PROBLEM TO SOLVE:
Write out the material exactly, with the pictures left out.

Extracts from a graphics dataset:
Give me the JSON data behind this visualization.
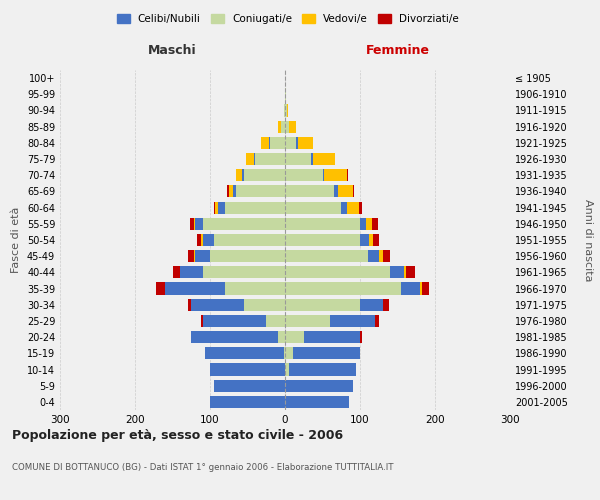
{
  "age_groups": [
    "0-4",
    "5-9",
    "10-14",
    "15-19",
    "20-24",
    "25-29",
    "30-34",
    "35-39",
    "40-44",
    "45-49",
    "50-54",
    "55-59",
    "60-64",
    "65-69",
    "70-74",
    "75-79",
    "80-84",
    "85-89",
    "90-94",
    "95-99",
    "100+"
  ],
  "birth_years": [
    "2001-2005",
    "1996-2000",
    "1991-1995",
    "1986-1990",
    "1981-1985",
    "1976-1980",
    "1971-1975",
    "1966-1970",
    "1961-1965",
    "1956-1960",
    "1951-1955",
    "1946-1950",
    "1941-1945",
    "1936-1940",
    "1931-1935",
    "1926-1930",
    "1921-1925",
    "1916-1920",
    "1911-1915",
    "1906-1910",
    "≤ 1905"
  ],
  "males": {
    "celibe": [
      100,
      95,
      100,
      105,
      115,
      85,
      70,
      80,
      30,
      20,
      15,
      10,
      10,
      5,
      2,
      2,
      2,
      0,
      0,
      0,
      0
    ],
    "coniugato": [
      0,
      0,
      0,
      2,
      10,
      25,
      55,
      80,
      110,
      100,
      95,
      110,
      80,
      65,
      55,
      40,
      20,
      5,
      2,
      0,
      0
    ],
    "vedovo": [
      0,
      0,
      0,
      0,
      0,
      0,
      0,
      0,
      0,
      2,
      2,
      2,
      3,
      5,
      8,
      10,
      10,
      5,
      0,
      0,
      0
    ],
    "divorziato": [
      0,
      0,
      0,
      0,
      0,
      2,
      5,
      12,
      10,
      8,
      5,
      5,
      2,
      2,
      0,
      0,
      0,
      0,
      0,
      0,
      0
    ]
  },
  "females": {
    "nubile": [
      85,
      90,
      90,
      90,
      75,
      60,
      30,
      25,
      18,
      15,
      12,
      8,
      8,
      5,
      2,
      2,
      2,
      0,
      0,
      0,
      0
    ],
    "coniugata": [
      0,
      0,
      5,
      10,
      25,
      60,
      100,
      155,
      140,
      110,
      100,
      100,
      75,
      65,
      50,
      35,
      15,
      5,
      2,
      1,
      0
    ],
    "vedova": [
      0,
      0,
      0,
      0,
      0,
      0,
      0,
      2,
      3,
      5,
      5,
      8,
      15,
      20,
      30,
      30,
      20,
      10,
      2,
      0,
      0
    ],
    "divorziata": [
      0,
      0,
      0,
      0,
      2,
      5,
      8,
      10,
      12,
      10,
      8,
      8,
      5,
      2,
      2,
      0,
      0,
      0,
      0,
      0,
      0
    ]
  },
  "colors": {
    "celibe": "#4472c4",
    "coniugato": "#c5d9a0",
    "vedovo": "#ffc000",
    "divorziato": "#c00000"
  },
  "legend_labels": [
    "Celibi/Nubili",
    "Coniugati/e",
    "Vedovi/e",
    "Divorziati/e"
  ],
  "title": "Popolazione per età, sesso e stato civile - 2006",
  "subtitle": "COMUNE DI BOTTANUCO (BG) - Dati ISTAT 1° gennaio 2006 - Elaborazione TUTTITALIA.IT",
  "xlabel_left": "Maschi",
  "xlabel_right": "Femmine",
  "ylabel_left": "Fasce di età",
  "ylabel_right": "Anni di nascita",
  "xlim": 300,
  "bg_color": "#f0f0f0"
}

ANSWER TO THE EXERCISE:
Give me the JSON data behind this visualization.
{
  "age_groups": [
    "0-4",
    "5-9",
    "10-14",
    "15-19",
    "20-24",
    "25-29",
    "30-34",
    "35-39",
    "40-44",
    "45-49",
    "50-54",
    "55-59",
    "60-64",
    "65-69",
    "70-74",
    "75-79",
    "80-84",
    "85-89",
    "90-94",
    "95-99",
    "100+"
  ],
  "birth_years": [
    "2001-2005",
    "1996-2000",
    "1991-1995",
    "1986-1990",
    "1981-1985",
    "1976-1980",
    "1971-1975",
    "1966-1970",
    "1961-1965",
    "1956-1960",
    "1951-1955",
    "1946-1950",
    "1941-1945",
    "1936-1940",
    "1931-1935",
    "1926-1930",
    "1921-1925",
    "1916-1920",
    "1911-1915",
    "1906-1910",
    "≤ 1905"
  ],
  "males": {
    "celibe": [
      100,
      95,
      100,
      105,
      115,
      85,
      70,
      80,
      30,
      20,
      15,
      10,
      10,
      5,
      2,
      2,
      2,
      0,
      0,
      0,
      0
    ],
    "coniugato": [
      0,
      0,
      0,
      2,
      10,
      25,
      55,
      80,
      110,
      100,
      95,
      110,
      80,
      65,
      55,
      40,
      20,
      5,
      2,
      0,
      0
    ],
    "vedovo": [
      0,
      0,
      0,
      0,
      0,
      0,
      0,
      0,
      0,
      2,
      2,
      2,
      3,
      5,
      8,
      10,
      10,
      5,
      0,
      0,
      0
    ],
    "divorziato": [
      0,
      0,
      0,
      0,
      0,
      2,
      5,
      12,
      10,
      8,
      5,
      5,
      2,
      2,
      0,
      0,
      0,
      0,
      0,
      0,
      0
    ]
  },
  "females": {
    "nubile": [
      85,
      90,
      90,
      90,
      75,
      60,
      30,
      25,
      18,
      15,
      12,
      8,
      8,
      5,
      2,
      2,
      2,
      0,
      0,
      0,
      0
    ],
    "coniugata": [
      0,
      0,
      5,
      10,
      25,
      60,
      100,
      155,
      140,
      110,
      100,
      100,
      75,
      65,
      50,
      35,
      15,
      5,
      2,
      1,
      0
    ],
    "vedova": [
      0,
      0,
      0,
      0,
      0,
      0,
      0,
      2,
      3,
      5,
      5,
      8,
      15,
      20,
      30,
      30,
      20,
      10,
      2,
      0,
      0
    ],
    "divorziata": [
      0,
      0,
      0,
      0,
      2,
      5,
      8,
      10,
      12,
      10,
      8,
      8,
      5,
      2,
      2,
      0,
      0,
      0,
      0,
      0,
      0
    ]
  },
  "colors": {
    "celibe": "#4472c4",
    "coniugato": "#c5d9a0",
    "vedovo": "#ffc000",
    "divorziato": "#c00000"
  },
  "legend_labels": [
    "Celibi/Nubili",
    "Coniugati/e",
    "Vedovi/e",
    "Divorziati/e"
  ],
  "title": "Popolazione per età, sesso e stato civile - 2006",
  "subtitle": "COMUNE DI BOTTANUCO (BG) - Dati ISTAT 1° gennaio 2006 - Elaborazione TUTTITALIA.IT",
  "xlabel_left": "Maschi",
  "xlabel_right": "Femmine",
  "ylabel_left": "Fasce di età",
  "ylabel_right": "Anni di nascita",
  "xlim": 300,
  "bg_color": "#f0f0f0"
}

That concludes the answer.